[Aim of the exercise]:
Quote the records that follow in full, leaving the pictures out.

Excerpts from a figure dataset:
=-=-=

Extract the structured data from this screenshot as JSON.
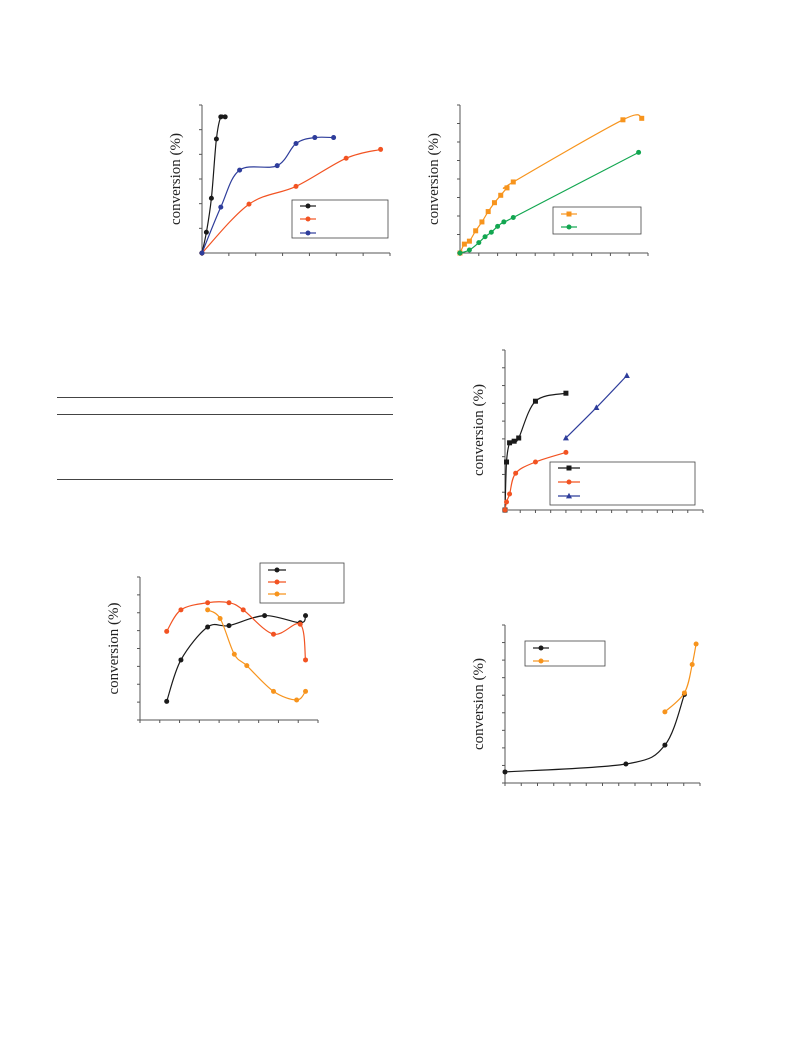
{
  "colors": {
    "black": "#1a1a1a",
    "red": "#f25322",
    "blue": "#2e3d9b",
    "orange": "#f7941d",
    "green": "#12a650",
    "axis": "#555555"
  },
  "chart_data": [
    {
      "type": "line",
      "ylabel": "conversion (%)",
      "xlabel": "",
      "legend": "bottom-right",
      "xlim": [
        0,
        30
      ],
      "ylim": [
        0,
        100
      ],
      "series": [
        {
          "color": "black",
          "marker": "circle",
          "x": [
            0,
            0.7,
            1.5,
            2.3,
            3.0,
            3.7
          ],
          "y": [
            0,
            14,
            37,
            77,
            92,
            92
          ]
        },
        {
          "color": "red",
          "marker": "circle",
          "x": [
            0,
            7.5,
            15,
            23,
            28.5
          ],
          "y": [
            0,
            33,
            45,
            64,
            70
          ]
        },
        {
          "color": "blue",
          "marker": "circle",
          "x": [
            0,
            3.0,
            6.0,
            12,
            15,
            18,
            21
          ],
          "y": [
            0,
            31,
            56,
            59,
            74,
            78,
            78
          ]
        }
      ]
    },
    {
      "type": "line",
      "ylabel": "conversion (%)",
      "xlabel": "",
      "legend": "bottom-right",
      "xlim": [
        0,
        30
      ],
      "ylim": [
        0,
        100
      ],
      "series": [
        {
          "color": "orange",
          "marker": "square",
          "x": [
            0,
            0.7,
            1.5,
            2.5,
            3.5,
            4.5,
            5.5,
            6.5,
            7.5,
            8.5,
            26,
            29
          ],
          "y": [
            0,
            6,
            8,
            15,
            21,
            28,
            34,
            39,
            44,
            48,
            90,
            91
          ]
        },
        {
          "color": "green",
          "marker": "circle",
          "x": [
            0,
            1.5,
            3.0,
            4.0,
            5.0,
            6.0,
            7.0,
            8.5,
            28.5
          ],
          "y": [
            0,
            2,
            7,
            11,
            14,
            18,
            21,
            24,
            68
          ]
        }
      ]
    },
    {
      "type": "line",
      "ylabel": "conversion (%)",
      "xlabel": "",
      "legend": "bottom-right",
      "xlim": [
        0,
        65
      ],
      "ylim": [
        0,
        100
      ],
      "series": [
        {
          "color": "black",
          "marker": "square",
          "x": [
            0,
            0.5,
            1.5,
            3,
            4.5,
            10,
            20
          ],
          "y": [
            0,
            30,
            42,
            43,
            45,
            68,
            73
          ]
        },
        {
          "color": "red",
          "marker": "circle",
          "x": [
            0,
            0.5,
            1.5,
            3.5,
            10,
            20
          ],
          "y": [
            0,
            5,
            10,
            23,
            30,
            36
          ]
        },
        {
          "color": "blue",
          "marker": "triangle",
          "x": [
            20,
            30,
            40
          ],
          "y": [
            45,
            64,
            84
          ]
        }
      ]
    },
    {
      "type": "line",
      "ylabel": "conversion (%)",
      "xlabel": "",
      "legend": "top-right",
      "xlim": [
        0,
        100
      ],
      "ylim": [
        0,
        100
      ],
      "series": [
        {
          "color": "black",
          "marker": "circle",
          "x": [
            15,
            23,
            38,
            50,
            70,
            90,
            93
          ],
          "y": [
            13,
            42,
            65,
            66,
            73,
            68,
            73
          ]
        },
        {
          "color": "red",
          "marker": "circle",
          "x": [
            15,
            23,
            38,
            50,
            58,
            75,
            90,
            93
          ],
          "y": [
            62,
            77,
            82,
            82,
            77,
            60,
            67,
            42
          ]
        },
        {
          "color": "orange",
          "marker": "circle",
          "x": [
            38,
            45,
            53,
            60,
            75,
            88,
            93
          ],
          "y": [
            77,
            71,
            46,
            38,
            20,
            14,
            20
          ]
        }
      ]
    },
    {
      "type": "line",
      "ylabel": "conversion (%)",
      "xlabel": "",
      "legend": "top-left",
      "xlim": [
        0,
        100
      ],
      "ylim": [
        0,
        100
      ],
      "series": [
        {
          "color": "black",
          "marker": "circle",
          "x": [
            0,
            62,
            82,
            92
          ],
          "y": [
            7,
            12,
            24,
            56
          ]
        },
        {
          "color": "orange",
          "marker": "circle",
          "x": [
            82,
            92,
            96,
            98
          ],
          "y": [
            45,
            57,
            75,
            88
          ]
        }
      ]
    }
  ]
}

=-=-=

[Response]:
Extract the structured data from this screenshot as JSON.
{
  "colors": {
    "black": "#1a1a1a",
    "red": "#f25322",
    "blue": "#2e3d9b",
    "orange": "#f7941d",
    "green": "#12a650",
    "axis": "#555555"
  },
  "chart_data": [
    {
      "type": "line",
      "ylabel": "conversion (%)",
      "xlabel": "",
      "legend": "bottom-right",
      "xlim": [
        0,
        30
      ],
      "ylim": [
        0,
        100
      ],
      "series": [
        {
          "color": "black",
          "marker": "circle",
          "x": [
            0,
            0.7,
            1.5,
            2.3,
            3.0,
            3.7
          ],
          "y": [
            0,
            14,
            37,
            77,
            92,
            92
          ]
        },
        {
          "color": "red",
          "marker": "circle",
          "x": [
            0,
            7.5,
            15,
            23,
            28.5
          ],
          "y": [
            0,
            33,
            45,
            64,
            70
          ]
        },
        {
          "color": "blue",
          "marker": "circle",
          "x": [
            0,
            3.0,
            6.0,
            12,
            15,
            18,
            21
          ],
          "y": [
            0,
            31,
            56,
            59,
            74,
            78,
            78
          ]
        }
      ]
    },
    {
      "type": "line",
      "ylabel": "conversion (%)",
      "xlabel": "",
      "legend": "bottom-right",
      "xlim": [
        0,
        30
      ],
      "ylim": [
        0,
        100
      ],
      "series": [
        {
          "color": "orange",
          "marker": "square",
          "x": [
            0,
            0.7,
            1.5,
            2.5,
            3.5,
            4.5,
            5.5,
            6.5,
            7.5,
            8.5,
            26,
            29
          ],
          "y": [
            0,
            6,
            8,
            15,
            21,
            28,
            34,
            39,
            44,
            48,
            90,
            91
          ]
        },
        {
          "color": "green",
          "marker": "circle",
          "x": [
            0,
            1.5,
            3.0,
            4.0,
            5.0,
            6.0,
            7.0,
            8.5,
            28.5
          ],
          "y": [
            0,
            2,
            7,
            11,
            14,
            18,
            21,
            24,
            68
          ]
        }
      ]
    },
    {
      "type": "line",
      "ylabel": "conversion (%)",
      "xlabel": "",
      "legend": "bottom-right",
      "xlim": [
        0,
        65
      ],
      "ylim": [
        0,
        100
      ],
      "series": [
        {
          "color": "black",
          "marker": "square",
          "x": [
            0,
            0.5,
            1.5,
            3,
            4.5,
            10,
            20
          ],
          "y": [
            0,
            30,
            42,
            43,
            45,
            68,
            73
          ]
        },
        {
          "color": "red",
          "marker": "circle",
          "x": [
            0,
            0.5,
            1.5,
            3.5,
            10,
            20
          ],
          "y": [
            0,
            5,
            10,
            23,
            30,
            36
          ]
        },
        {
          "color": "blue",
          "marker": "triangle",
          "x": [
            20,
            30,
            40
          ],
          "y": [
            45,
            64,
            84
          ]
        }
      ]
    },
    {
      "type": "line",
      "ylabel": "conversion (%)",
      "xlabel": "",
      "legend": "top-right",
      "xlim": [
        0,
        100
      ],
      "ylim": [
        0,
        100
      ],
      "series": [
        {
          "color": "black",
          "marker": "circle",
          "x": [
            15,
            23,
            38,
            50,
            70,
            90,
            93
          ],
          "y": [
            13,
            42,
            65,
            66,
            73,
            68,
            73
          ]
        },
        {
          "color": "red",
          "marker": "circle",
          "x": [
            15,
            23,
            38,
            50,
            58,
            75,
            90,
            93
          ],
          "y": [
            62,
            77,
            82,
            82,
            77,
            60,
            67,
            42
          ]
        },
        {
          "color": "orange",
          "marker": "circle",
          "x": [
            38,
            45,
            53,
            60,
            75,
            88,
            93
          ],
          "y": [
            77,
            71,
            46,
            38,
            20,
            14,
            20
          ]
        }
      ]
    },
    {
      "type": "line",
      "ylabel": "conversion (%)",
      "xlabel": "",
      "legend": "top-left",
      "xlim": [
        0,
        100
      ],
      "ylim": [
        0,
        100
      ],
      "series": [
        {
          "color": "black",
          "marker": "circle",
          "x": [
            0,
            62,
            82,
            92
          ],
          "y": [
            7,
            12,
            24,
            56
          ]
        },
        {
          "color": "orange",
          "marker": "circle",
          "x": [
            82,
            92,
            96,
            98
          ],
          "y": [
            45,
            57,
            75,
            88
          ]
        }
      ]
    }
  ]
}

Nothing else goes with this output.